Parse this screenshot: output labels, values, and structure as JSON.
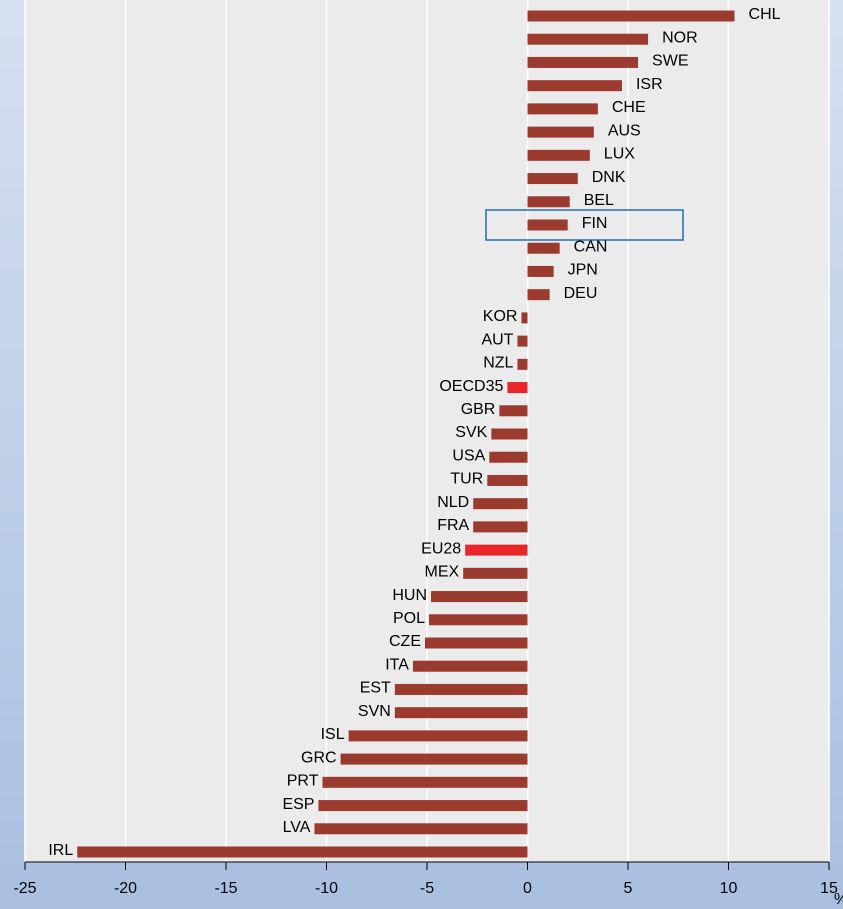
{
  "chart_data": {
    "type": "hbar",
    "categories": [
      "CHL",
      "NOR",
      "SWE",
      "ISR",
      "CHE",
      "AUS",
      "LUX",
      "DNK",
      "BEL",
      "FIN",
      "CAN",
      "JPN",
      "DEU",
      "KOR",
      "AUT",
      "NZL",
      "OECD35",
      "GBR",
      "SVK",
      "USA",
      "TUR",
      "NLD",
      "FRA",
      "EU28",
      "MEX",
      "HUN",
      "POL",
      "CZE",
      "ITA",
      "EST",
      "SVN",
      "ISL",
      "GRC",
      "PRT",
      "ESP",
      "LVA",
      "IRL"
    ],
    "values": [
      10.3,
      6.0,
      5.5,
      4.7,
      3.5,
      3.3,
      3.1,
      2.5,
      2.1,
      2.0,
      1.6,
      1.3,
      1.1,
      -0.3,
      -0.5,
      -0.5,
      -1.0,
      -1.4,
      -1.8,
      -1.9,
      -2.0,
      -2.7,
      -2.7,
      -3.1,
      -3.2,
      -4.8,
      -4.9,
      -5.1,
      -5.7,
      -6.6,
      -6.6,
      -8.9,
      -9.3,
      -10.2,
      -10.4,
      -10.6,
      -22.4
    ],
    "color": "#9b3a2e",
    "highlight_color": "#e8262a",
    "highlighted": [
      "OECD35",
      "EU28"
    ],
    "boxed": "FIN",
    "box_color": "#1f6fb5",
    "xlim": [
      -25,
      15
    ],
    "xticks": [
      -25,
      -20,
      -15,
      -10,
      -5,
      0,
      5,
      10,
      15
    ],
    "xlabel": "%",
    "grid": true
  }
}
---*---
Select every line of the material above holding the word "values" and copy it.

RESULT OF THE EXERCISE:
Parse this screenshot: output labels, values, and structure as JSON.
    "values": [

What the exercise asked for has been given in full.